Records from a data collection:
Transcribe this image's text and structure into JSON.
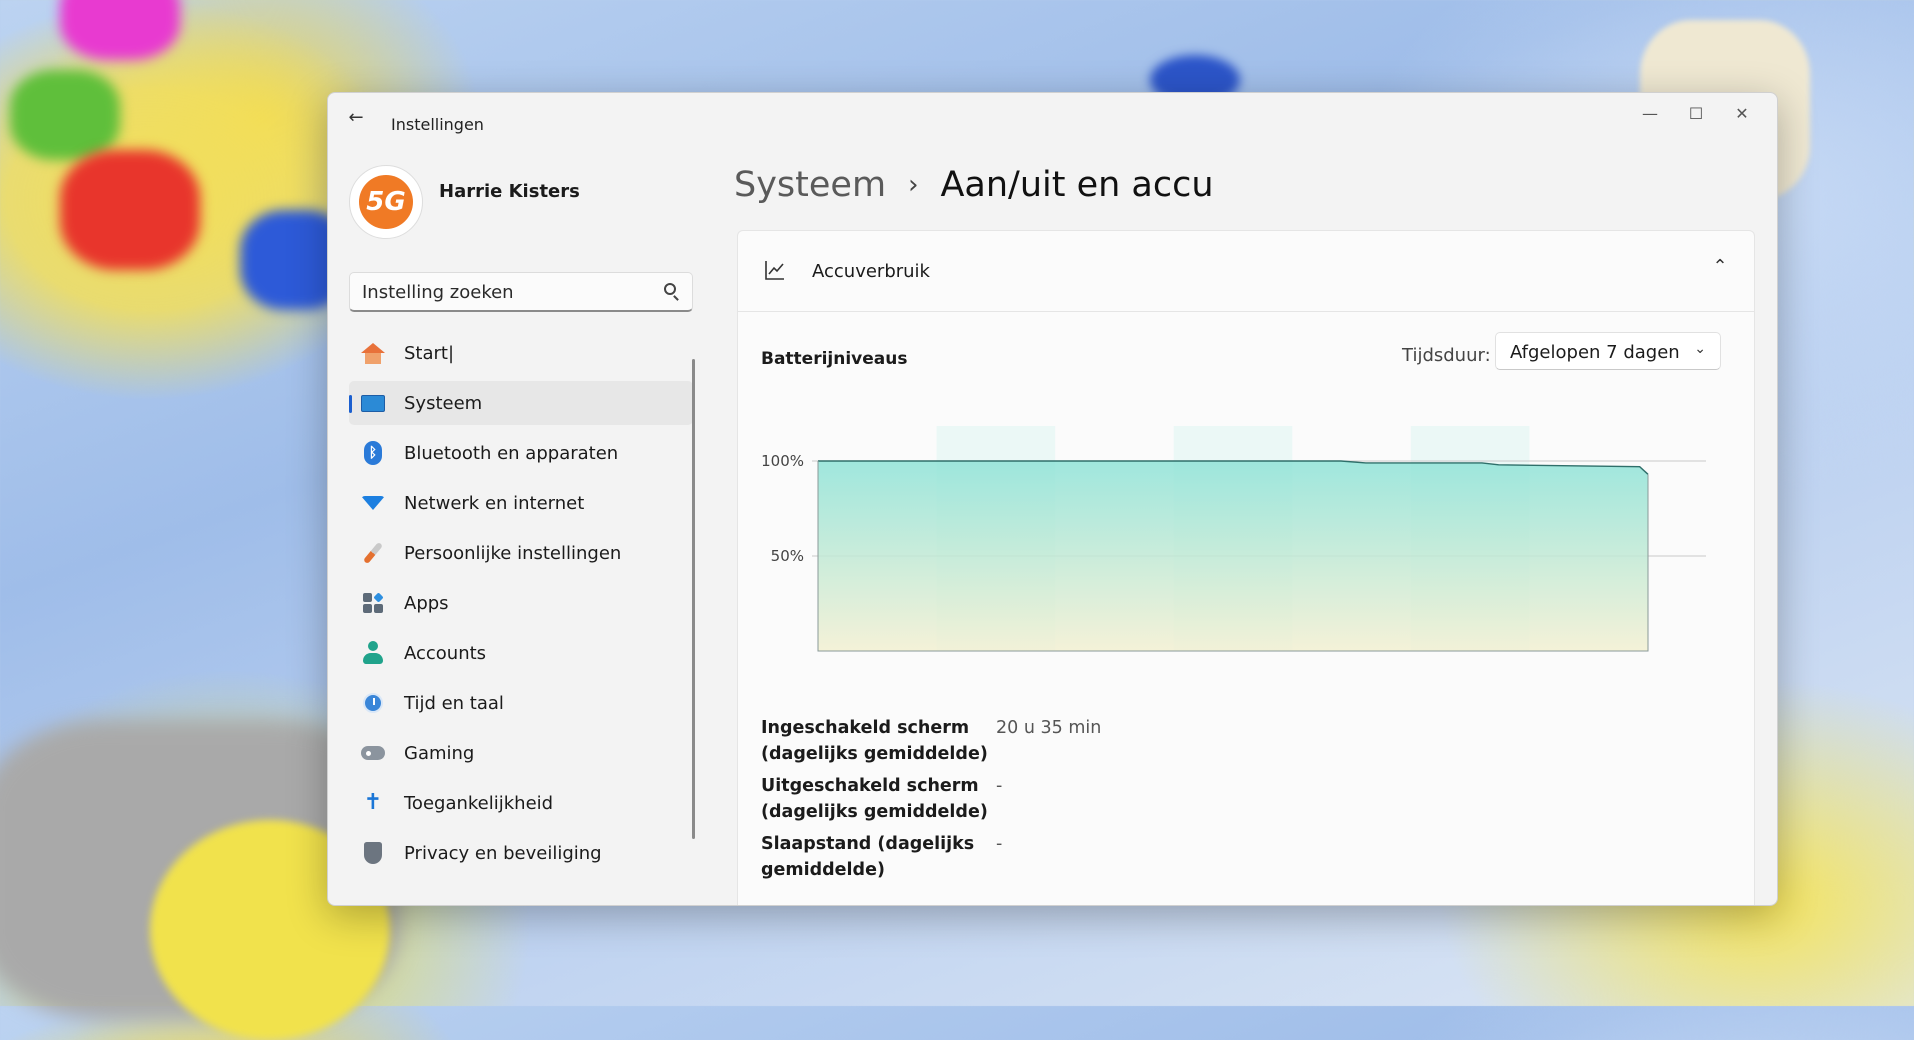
{
  "window": {
    "title": "Instellingen",
    "controls": {
      "minimize": "—",
      "maximize": "☐",
      "close": "✕"
    }
  },
  "profile": {
    "name": "Harrie Kisters",
    "avatar_text": "5G"
  },
  "search": {
    "placeholder": "Instelling zoeken"
  },
  "nav": {
    "items": [
      {
        "label": "Start|",
        "icon": "home-icon",
        "active": false
      },
      {
        "label": "Systeem",
        "icon": "monitor-icon",
        "active": true
      },
      {
        "label": "Bluetooth en apparaten",
        "icon": "bluetooth-icon",
        "active": false
      },
      {
        "label": "Netwerk en internet",
        "icon": "wifi-icon",
        "active": false
      },
      {
        "label": "Persoonlijke instellingen",
        "icon": "brush-icon",
        "active": false
      },
      {
        "label": "Apps",
        "icon": "apps-icon",
        "active": false
      },
      {
        "label": "Accounts",
        "icon": "person-icon",
        "active": false
      },
      {
        "label": "Tijd en taal",
        "icon": "clock-globe-icon",
        "active": false
      },
      {
        "label": "Gaming",
        "icon": "gamepad-icon",
        "active": false
      },
      {
        "label": "Toegankelijkheid",
        "icon": "accessibility-icon",
        "active": false
      },
      {
        "label": "Privacy en beveiliging",
        "icon": "shield-icon",
        "active": false
      }
    ]
  },
  "breadcrumb": {
    "parent": "Systeem",
    "separator": "›",
    "current": "Aan/uit en accu"
  },
  "battery": {
    "card_title": "Accuverbruik",
    "section_title": "Batterijniveaus",
    "period_label": "Tijdsduur:",
    "period_value": "Afgelopen 7 dagen",
    "stats": [
      {
        "label": "Ingeschakeld scherm (dagelijks gemiddelde)",
        "value": "20 u 35 min"
      },
      {
        "label": "Uitgeschakeld scherm (dagelijks gemiddelde)",
        "value": "-"
      },
      {
        "label": "Slaapstand (dagelijks gemiddelde)",
        "value": "-"
      }
    ]
  },
  "chart_data": {
    "type": "area",
    "y_ticks": [
      "100%",
      "50%"
    ],
    "ylim": [
      0,
      100
    ],
    "grid": true,
    "x": [
      0,
      0.63,
      0.66,
      0.8,
      0.82,
      0.99,
      1.0
    ],
    "values": [
      100,
      100,
      99,
      99,
      98,
      97,
      93
    ],
    "colors": {
      "fill_top": "#8fe3d8",
      "fill_bottom": "#f3f0d2",
      "line": "#2f6f6a",
      "day_band": "#dff6f2"
    }
  }
}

Goal:
Copy every entry word for word, but omit the pictures.

Exercise response:
Transcribe this image's text and structure into JSON.
{
  "window": {
    "title": "Instellingen",
    "controls": {
      "minimize": "—",
      "maximize": "☐",
      "close": "✕"
    }
  },
  "profile": {
    "name": "Harrie Kisters",
    "avatar_text": "5G"
  },
  "search": {
    "placeholder": "Instelling zoeken"
  },
  "nav": {
    "items": [
      {
        "label": "Start|",
        "icon": "home-icon",
        "active": false
      },
      {
        "label": "Systeem",
        "icon": "monitor-icon",
        "active": true
      },
      {
        "label": "Bluetooth en apparaten",
        "icon": "bluetooth-icon",
        "active": false
      },
      {
        "label": "Netwerk en internet",
        "icon": "wifi-icon",
        "active": false
      },
      {
        "label": "Persoonlijke instellingen",
        "icon": "brush-icon",
        "active": false
      },
      {
        "label": "Apps",
        "icon": "apps-icon",
        "active": false
      },
      {
        "label": "Accounts",
        "icon": "person-icon",
        "active": false
      },
      {
        "label": "Tijd en taal",
        "icon": "clock-globe-icon",
        "active": false
      },
      {
        "label": "Gaming",
        "icon": "gamepad-icon",
        "active": false
      },
      {
        "label": "Toegankelijkheid",
        "icon": "accessibility-icon",
        "active": false
      },
      {
        "label": "Privacy en beveiliging",
        "icon": "shield-icon",
        "active": false
      }
    ]
  },
  "breadcrumb": {
    "parent": "Systeem",
    "separator": "›",
    "current": "Aan/uit en accu"
  },
  "battery": {
    "card_title": "Accuverbruik",
    "section_title": "Batterijniveaus",
    "period_label": "Tijdsduur:",
    "period_value": "Afgelopen 7 dagen",
    "stats": [
      {
        "label": "Ingeschakeld scherm (dagelijks gemiddelde)",
        "value": "20 u 35 min"
      },
      {
        "label": "Uitgeschakeld scherm (dagelijks gemiddelde)",
        "value": "-"
      },
      {
        "label": "Slaapstand (dagelijks gemiddelde)",
        "value": "-"
      }
    ]
  },
  "chart_data": {
    "type": "area",
    "y_ticks": [
      "100%",
      "50%"
    ],
    "ylim": [
      0,
      100
    ],
    "grid": true,
    "x": [
      0,
      0.63,
      0.66,
      0.8,
      0.82,
      0.99,
      1.0
    ],
    "values": [
      100,
      100,
      99,
      99,
      98,
      97,
      93
    ],
    "colors": {
      "fill_top": "#8fe3d8",
      "fill_bottom": "#f3f0d2",
      "line": "#2f6f6a",
      "day_band": "#dff6f2"
    }
  }
}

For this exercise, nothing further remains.